Collect all lines from the listing that include the string "JSON".

[Stored items from a collection]
-=-=-=-=-

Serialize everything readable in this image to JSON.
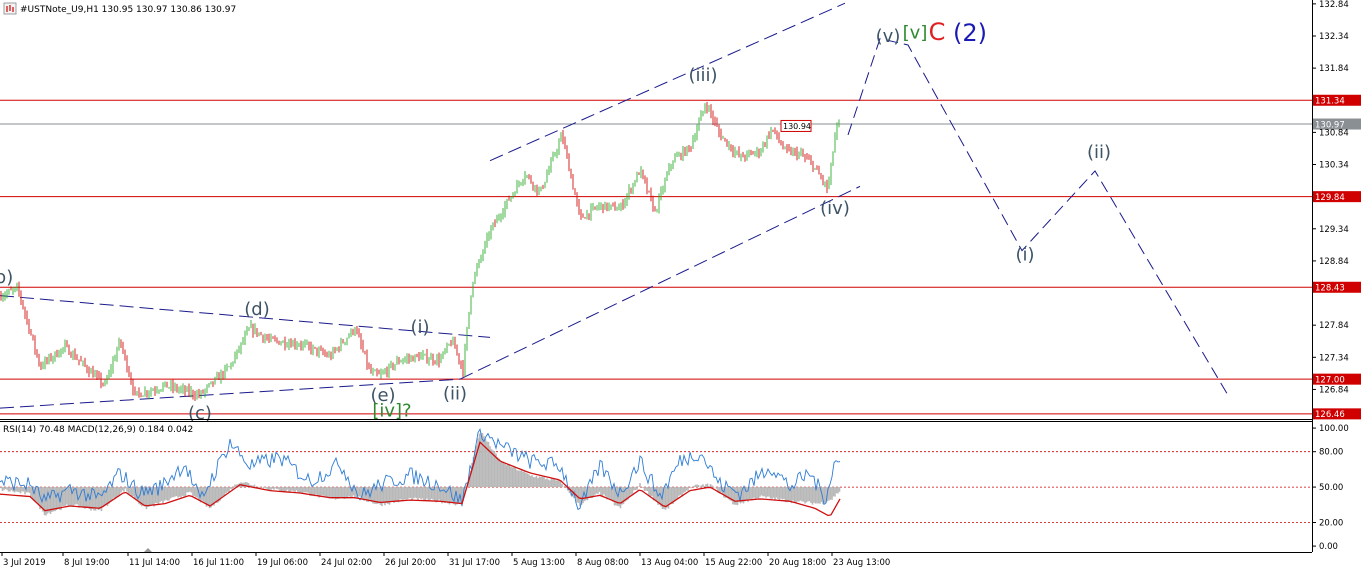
{
  "window": {
    "symbol_header": "#USTNote_U9,H1  130.95 130.97 130.86 130.97",
    "indicator_header": "RSI(14) 70.48 MACD(12,26,9) 0.184 0.042"
  },
  "colors": {
    "bull": "#2fae2f",
    "bear": "#d01010",
    "hline": "#d00000",
    "trend": "#1a1a8c",
    "wave_grey": "#3d5466",
    "wave_green": "#2f8a2f",
    "wave_red": "#e02020",
    "wave_blue": "#1a1ab4",
    "rsi": "#2d7cd6",
    "macd_hist": "#b8b8b8",
    "signal": "#d01010"
  },
  "chart_data": [
    {
      "type": "candlestick",
      "name": "",
      "ylim": [
        126.38,
        132.9
      ],
      "y_ticks": [
        "132.84",
        "132.34",
        "131.84",
        "130.84",
        "130.34",
        "129.34",
        "128.84",
        "127.84",
        "127.34",
        "126.84"
      ],
      "x_ticks": [
        "3 Jul 2019",
        "8 Jul 19:00",
        "11 Jul 14:00",
        "16 Jul 11:00",
        "19 Jul 06:00",
        "24 Jul 02:00",
        "26 Jul 20:00",
        "31 Jul 17:00",
        "5 Aug 13:00",
        "8 Aug 08:00",
        "13 Aug 04:00",
        "15 Aug 22:00",
        "20 Aug 18:00",
        "23 Aug 13:00"
      ],
      "last_price": "130.97",
      "price_path": [
        [
          0,
          128.3
        ],
        [
          18,
          128.4
        ],
        [
          40,
          127.2
        ],
        [
          65,
          127.5
        ],
        [
          105,
          126.9
        ],
        [
          120,
          127.6
        ],
        [
          135,
          126.75
        ],
        [
          165,
          126.9
        ],
        [
          200,
          126.75
        ],
        [
          230,
          127.2
        ],
        [
          250,
          127.8
        ],
        [
          270,
          127.6
        ],
        [
          300,
          127.55
        ],
        [
          330,
          127.35
        ],
        [
          355,
          127.8
        ],
        [
          370,
          127.1
        ],
        [
          380,
          127.05
        ],
        [
          400,
          127.3
        ],
        [
          420,
          127.35
        ],
        [
          440,
          127.3
        ],
        [
          452,
          127.6
        ],
        [
          463,
          127.15
        ],
        [
          472,
          128.5
        ],
        [
          490,
          129.3
        ],
        [
          505,
          129.7
        ],
        [
          525,
          130.2
        ],
        [
          540,
          129.9
        ],
        [
          562,
          130.8
        ],
        [
          580,
          129.5
        ],
        [
          600,
          129.7
        ],
        [
          620,
          129.65
        ],
        [
          640,
          130.25
        ],
        [
          655,
          129.6
        ],
        [
          672,
          130.4
        ],
        [
          690,
          130.6
        ],
        [
          706,
          131.3
        ],
        [
          720,
          130.8
        ],
        [
          740,
          130.45
        ],
        [
          760,
          130.55
        ],
        [
          772,
          130.9
        ],
        [
          785,
          130.55
        ],
        [
          800,
          130.5
        ],
        [
          812,
          130.35
        ],
        [
          828,
          129.95
        ],
        [
          836,
          130.9
        ],
        [
          840,
          130.97
        ]
      ],
      "horizontal_levels": [
        {
          "value": 131.34,
          "label": "131.34"
        },
        {
          "value": 130.97,
          "label": "130.97",
          "style": "current"
        },
        {
          "value": 129.84,
          "label": "129.84"
        },
        {
          "value": 128.43,
          "label": "128.43"
        },
        {
          "value": 127.0,
          "label": "127.00"
        },
        {
          "value": 126.46,
          "label": "126.46"
        }
      ],
      "price_tag": {
        "label": "130.94",
        "at": [
          795,
          130.94
        ]
      },
      "trend_lines": [
        {
          "from": [
            0,
            128.3
          ],
          "to": [
            490,
            127.65
          ]
        },
        {
          "from": [
            0,
            126.55
          ],
          "to": [
            460,
            127.0
          ]
        },
        {
          "from": [
            460,
            127.0
          ],
          "to": [
            860,
            130.0
          ]
        },
        {
          "from": [
            490,
            130.4
          ],
          "to": [
            845,
            132.85
          ]
        }
      ],
      "projection_path": [
        [
          848,
          130.8
        ],
        [
          880,
          132.3
        ],
        [
          908,
          132.2
        ],
        [
          1022,
          129.0
        ],
        [
          1095,
          130.24
        ],
        [
          1228,
          126.75
        ]
      ],
      "wave_labels": [
        {
          "text": "b)",
          "at": [
            4,
            128.5
          ],
          "color": "wave_grey"
        },
        {
          "text": "(d)",
          "at": [
            257,
            128.0
          ],
          "color": "wave_grey"
        },
        {
          "text": "(c)",
          "at": [
            200,
            126.38
          ],
          "color": "wave_grey"
        },
        {
          "text": "(e)",
          "at": [
            383,
            126.66
          ],
          "color": "wave_grey"
        },
        {
          "text": "[iv]?",
          "at": [
            392,
            126.42
          ],
          "color": "wave_green"
        },
        {
          "text": "(i)",
          "at": [
            420,
            127.72
          ],
          "color": "wave_grey"
        },
        {
          "text": "(ii)",
          "at": [
            455,
            126.68
          ],
          "color": "wave_grey"
        },
        {
          "text": "(iii)",
          "at": [
            703,
            131.64
          ],
          "color": "wave_grey"
        },
        {
          "text": "(iv)",
          "at": [
            835,
            129.57
          ],
          "color": "wave_grey"
        },
        {
          "text": "(v)",
          "at": [
            888,
            132.25
          ],
          "color": "wave_grey"
        },
        {
          "text": "[v]",
          "at": [
            915,
            132.3
          ],
          "color": "wave_green"
        },
        {
          "text": "C",
          "at": [
            937,
            132.28
          ],
          "color": "wave_red"
        },
        {
          "text": "(2)",
          "at": [
            970,
            132.26
          ],
          "color": "wave_blue"
        },
        {
          "text": "(i)",
          "at": [
            1025,
            128.85
          ],
          "color": "wave_grey"
        },
        {
          "text": "(ii)",
          "at": [
            1099,
            130.44
          ],
          "color": "wave_grey"
        }
      ]
    },
    {
      "type": "line",
      "name": "RSI(14) 70.48 MACD(12,26,9) 0.184 0.042",
      "ylim": [
        -5,
        106
      ],
      "y_ticks": [
        "100.00",
        "80.00",
        "50.00",
        "20.00",
        "0.00"
      ],
      "levels": [
        80,
        50,
        20
      ],
      "rsi_path": [
        [
          0,
          55
        ],
        [
          30,
          52
        ],
        [
          45,
          38
        ],
        [
          70,
          48
        ],
        [
          100,
          40
        ],
        [
          120,
          62
        ],
        [
          140,
          45
        ],
        [
          160,
          50
        ],
        [
          185,
          70
        ],
        [
          200,
          38
        ],
        [
          230,
          88
        ],
        [
          250,
          68
        ],
        [
          280,
          75
        ],
        [
          310,
          55
        ],
        [
          340,
          70
        ],
        [
          360,
          42
        ],
        [
          380,
          52
        ],
        [
          410,
          60
        ],
        [
          440,
          52
        ],
        [
          462,
          38
        ],
        [
          480,
          98
        ],
        [
          500,
          85
        ],
        [
          530,
          72
        ],
        [
          560,
          68
        ],
        [
          580,
          32
        ],
        [
          600,
          68
        ],
        [
          620,
          45
        ],
        [
          640,
          72
        ],
        [
          660,
          42
        ],
        [
          680,
          72
        ],
        [
          700,
          80
        ],
        [
          720,
          52
        ],
        [
          740,
          45
        ],
        [
          770,
          68
        ],
        [
          790,
          50
        ],
        [
          810,
          62
        ],
        [
          825,
          40
        ],
        [
          835,
          72
        ],
        [
          840,
          70
        ]
      ],
      "macd_path": [
        [
          0,
          48
        ],
        [
          30,
          44
        ],
        [
          45,
          27
        ],
        [
          70,
          35
        ],
        [
          100,
          30
        ],
        [
          125,
          48
        ],
        [
          145,
          32
        ],
        [
          165,
          38
        ],
        [
          190,
          45
        ],
        [
          210,
          32
        ],
        [
          240,
          55
        ],
        [
          270,
          48
        ],
        [
          300,
          46
        ],
        [
          330,
          40
        ],
        [
          355,
          42
        ],
        [
          380,
          35
        ],
        [
          410,
          40
        ],
        [
          440,
          38
        ],
        [
          462,
          35
        ],
        [
          480,
          98
        ],
        [
          500,
          72
        ],
        [
          530,
          60
        ],
        [
          560,
          55
        ],
        [
          580,
          35
        ],
        [
          600,
          45
        ],
        [
          620,
          32
        ],
        [
          640,
          52
        ],
        [
          665,
          30
        ],
        [
          690,
          50
        ],
        [
          710,
          52
        ],
        [
          735,
          35
        ],
        [
          760,
          42
        ],
        [
          790,
          38
        ],
        [
          820,
          36
        ],
        [
          832,
          40
        ],
        [
          840,
          47
        ]
      ],
      "signal_path": [
        [
          0,
          44
        ],
        [
          30,
          42
        ],
        [
          45,
          30
        ],
        [
          70,
          34
        ],
        [
          100,
          32
        ],
        [
          125,
          46
        ],
        [
          145,
          34
        ],
        [
          165,
          36
        ],
        [
          190,
          43
        ],
        [
          210,
          34
        ],
        [
          240,
          52
        ],
        [
          270,
          47
        ],
        [
          300,
          45
        ],
        [
          330,
          41
        ],
        [
          355,
          41
        ],
        [
          380,
          37
        ],
        [
          410,
          39
        ],
        [
          440,
          38
        ],
        [
          462,
          36
        ],
        [
          480,
          88
        ],
        [
          500,
          72
        ],
        [
          530,
          62
        ],
        [
          560,
          56
        ],
        [
          580,
          40
        ],
        [
          600,
          43
        ],
        [
          620,
          36
        ],
        [
          640,
          48
        ],
        [
          665,
          33
        ],
        [
          690,
          47
        ],
        [
          710,
          50
        ],
        [
          735,
          38
        ],
        [
          760,
          40
        ],
        [
          790,
          38
        ],
        [
          815,
          32
        ],
        [
          830,
          25
        ],
        [
          840,
          40
        ]
      ]
    }
  ]
}
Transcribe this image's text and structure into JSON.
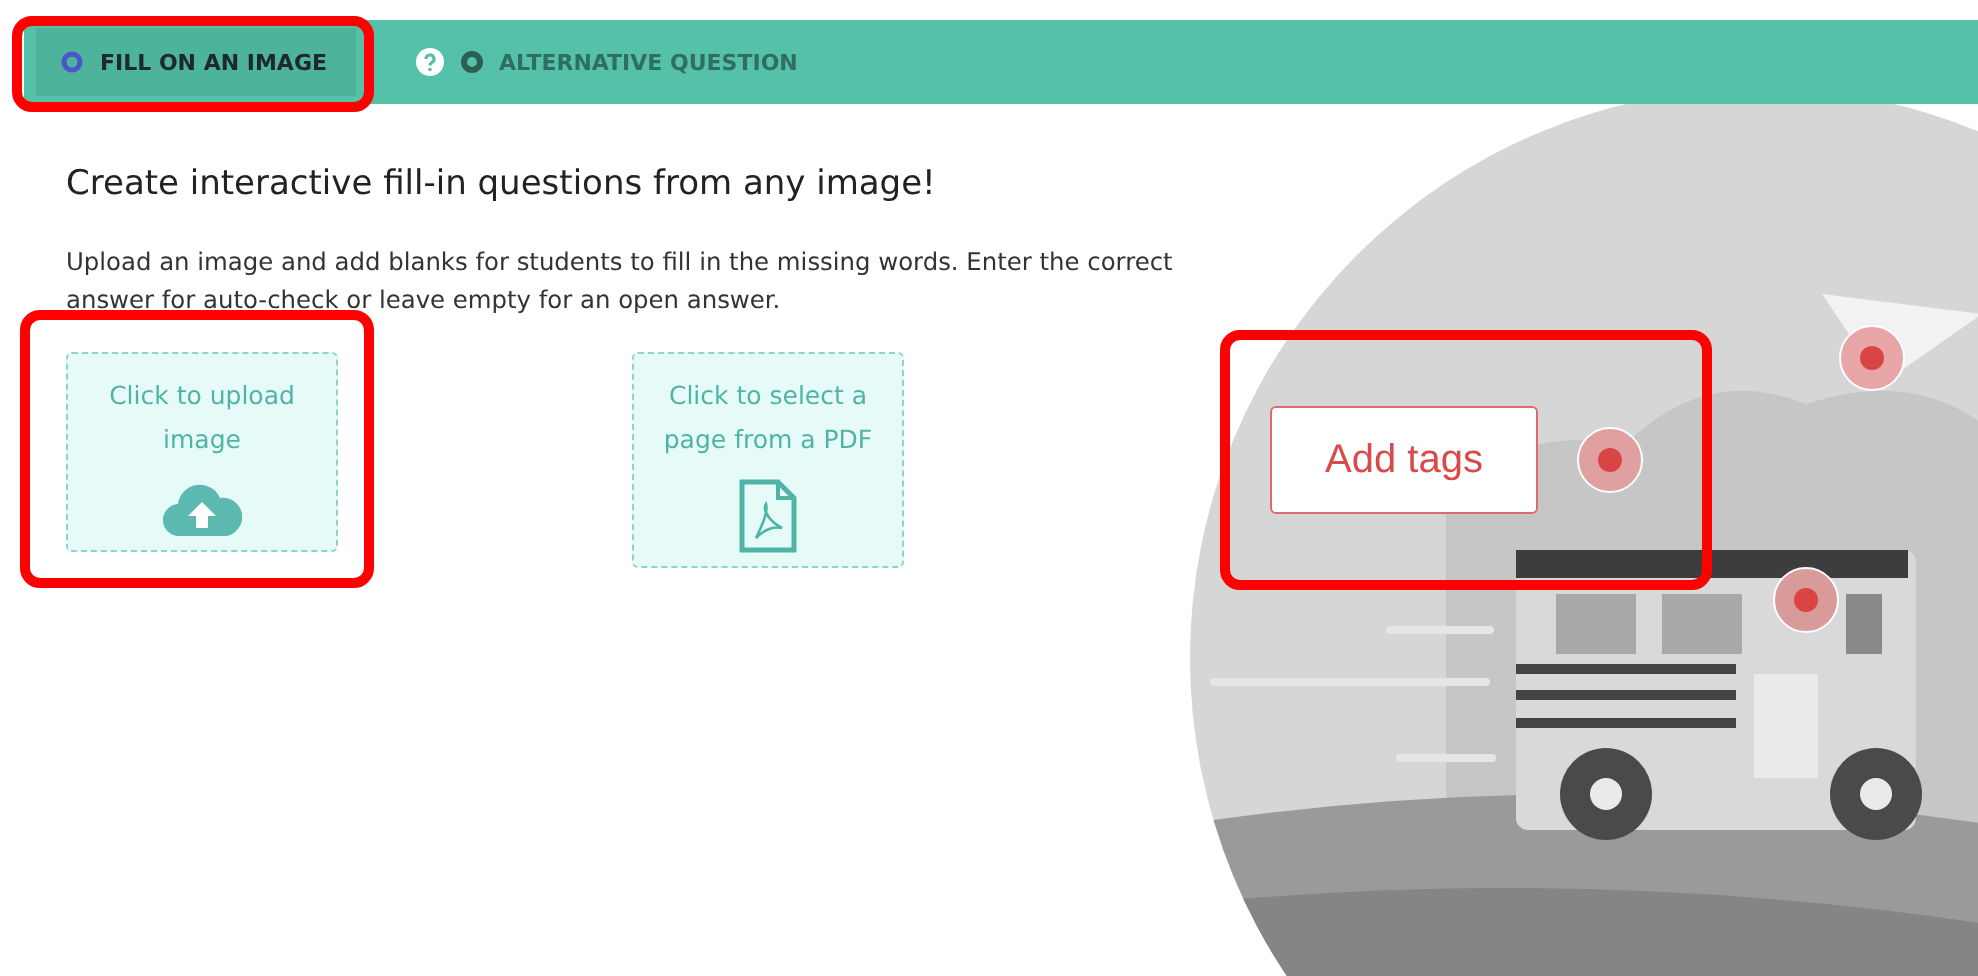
{
  "tabs": [
    {
      "label": "FILL ON AN IMAGE",
      "selected": true,
      "highlighted": true,
      "kind": "ring"
    },
    {
      "label": "ALTERNATIVE QUESTION",
      "selected": false,
      "highlighted": false,
      "kind": "help"
    }
  ],
  "heading": "Create interactive fill-in questions from any image!",
  "description": "Upload an image and add blanks for students to fill in the missing words. Enter the correct answer for auto-check or leave empty for an open answer.",
  "upload_options": [
    {
      "label": "Click to upload image",
      "kind": "cloud",
      "highlighted": true
    },
    {
      "label": "Click to select a page from a PDF",
      "kind": "pdf",
      "highlighted": false
    }
  ],
  "illustration": {
    "callout": "Add tags",
    "highlighted": true
  }
}
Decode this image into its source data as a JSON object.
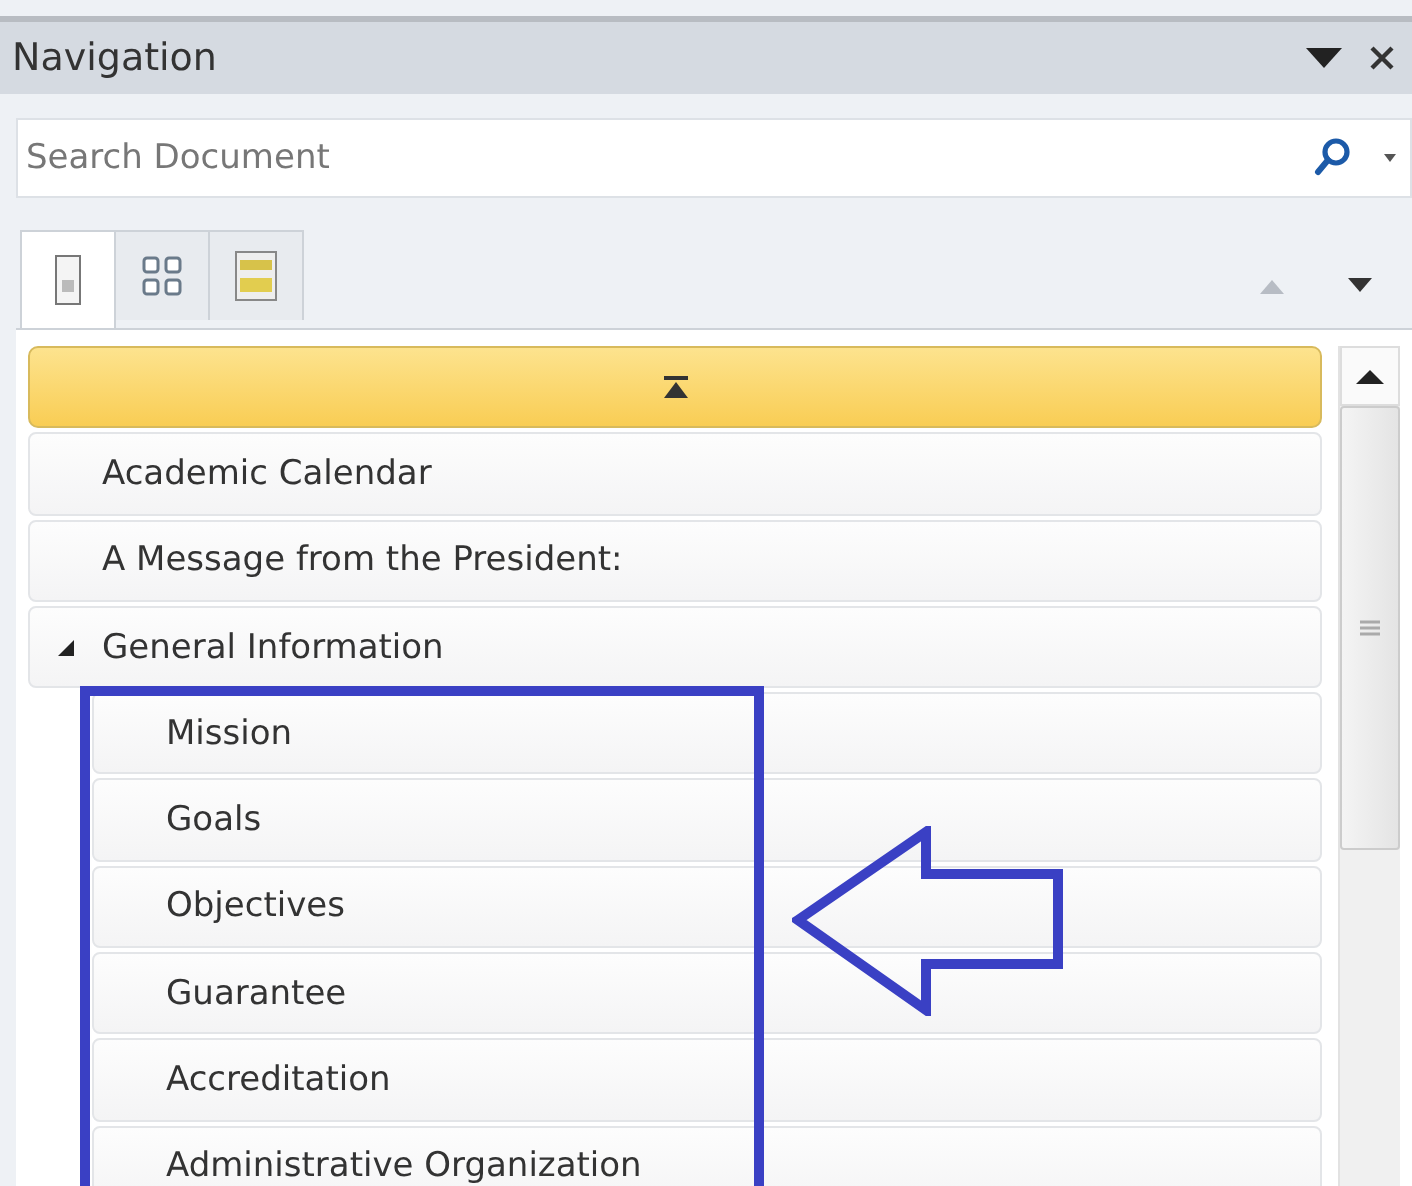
{
  "pane": {
    "title": "Navigation"
  },
  "search": {
    "placeholder": "Search Document"
  },
  "tabs": [
    {
      "kind": "headings",
      "selected": true
    },
    {
      "kind": "pages",
      "selected": false
    },
    {
      "kind": "results",
      "selected": false
    }
  ],
  "top_bar": {
    "selected": true
  },
  "headings": [
    {
      "label": "Academic Calendar",
      "selected": false
    },
    {
      "label": "A Message from the President:",
      "selected": false
    },
    {
      "label": "General Information",
      "selected": false,
      "expanded": true,
      "children": [
        {
          "label": "Mission",
          "selected": false
        },
        {
          "label": "Goals",
          "selected": false
        },
        {
          "label": "Objectives",
          "selected": false
        },
        {
          "label": "Guarantee",
          "selected": false
        },
        {
          "label": "Accreditation",
          "selected": false
        },
        {
          "label": "Administrative Organization",
          "selected": false
        }
      ]
    }
  ]
}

-=-=-=-=-

Result of the exercise:
Serialize everything readable in this image to JSON.
Transcribe this image's text and structure into JSON.
Decode this image into its source data as a JSON object.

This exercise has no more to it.